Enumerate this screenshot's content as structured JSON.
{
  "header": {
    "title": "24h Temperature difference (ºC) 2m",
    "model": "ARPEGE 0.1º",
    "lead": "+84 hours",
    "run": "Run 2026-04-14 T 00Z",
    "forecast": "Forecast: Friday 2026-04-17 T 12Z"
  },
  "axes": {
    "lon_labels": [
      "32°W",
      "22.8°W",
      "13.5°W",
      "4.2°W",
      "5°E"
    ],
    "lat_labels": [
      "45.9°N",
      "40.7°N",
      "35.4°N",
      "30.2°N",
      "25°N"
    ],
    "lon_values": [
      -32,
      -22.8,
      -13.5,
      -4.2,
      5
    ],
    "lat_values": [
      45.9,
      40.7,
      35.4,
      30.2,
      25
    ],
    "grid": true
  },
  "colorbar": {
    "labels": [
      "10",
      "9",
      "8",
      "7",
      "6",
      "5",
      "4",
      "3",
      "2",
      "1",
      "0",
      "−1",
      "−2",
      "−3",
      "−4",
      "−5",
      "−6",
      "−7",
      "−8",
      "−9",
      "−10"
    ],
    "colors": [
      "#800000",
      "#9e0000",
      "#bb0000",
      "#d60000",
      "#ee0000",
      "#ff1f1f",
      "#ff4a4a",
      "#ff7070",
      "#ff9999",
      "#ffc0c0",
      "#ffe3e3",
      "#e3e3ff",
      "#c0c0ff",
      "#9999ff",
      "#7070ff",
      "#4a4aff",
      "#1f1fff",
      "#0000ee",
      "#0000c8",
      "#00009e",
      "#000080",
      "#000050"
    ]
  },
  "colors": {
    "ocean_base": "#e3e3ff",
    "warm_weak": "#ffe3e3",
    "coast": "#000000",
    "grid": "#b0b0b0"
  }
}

※

[AIM OF THE EXERCISE]:
Print out the whole listing exactly as it appears.

[SOLUTION TO THIS TASK]:
Enumerate this screenshot's content as structured JSON.
{
  "header": {
    "title": "24h Temperature difference (ºC) 2m",
    "model": "ARPEGE 0.1º",
    "lead": "+84 hours",
    "run": "Run 2026-04-14 T 00Z",
    "forecast": "Forecast: Friday 2026-04-17 T 12Z"
  },
  "axes": {
    "lon_labels": [
      "32°W",
      "22.8°W",
      "13.5°W",
      "4.2°W",
      "5°E"
    ],
    "lat_labels": [
      "45.9°N",
      "40.7°N",
      "35.4°N",
      "30.2°N",
      "25°N"
    ],
    "lon_values": [
      -32,
      -22.8,
      -13.5,
      -4.2,
      5
    ],
    "lat_values": [
      45.9,
      40.7,
      35.4,
      30.2,
      25
    ],
    "grid": true
  },
  "colorbar": {
    "labels": [
      "10",
      "9",
      "8",
      "7",
      "6",
      "5",
      "4",
      "3",
      "2",
      "1",
      "0",
      "−1",
      "−2",
      "−3",
      "−4",
      "−5",
      "−6",
      "−7",
      "−8",
      "−9",
      "−10"
    ],
    "colors": [
      "#800000",
      "#9e0000",
      "#bb0000",
      "#d60000",
      "#ee0000",
      "#ff1f1f",
      "#ff4a4a",
      "#ff7070",
      "#ff9999",
      "#ffc0c0",
      "#ffe3e3",
      "#e3e3ff",
      "#c0c0ff",
      "#9999ff",
      "#7070ff",
      "#4a4aff",
      "#1f1fff",
      "#0000ee",
      "#0000c8",
      "#00009e",
      "#000080",
      "#000050"
    ]
  },
  "colors": {
    "ocean_base": "#e3e3ff",
    "warm_weak": "#ffe3e3",
    "coast": "#000000",
    "grid": "#b0b0b0"
  }
}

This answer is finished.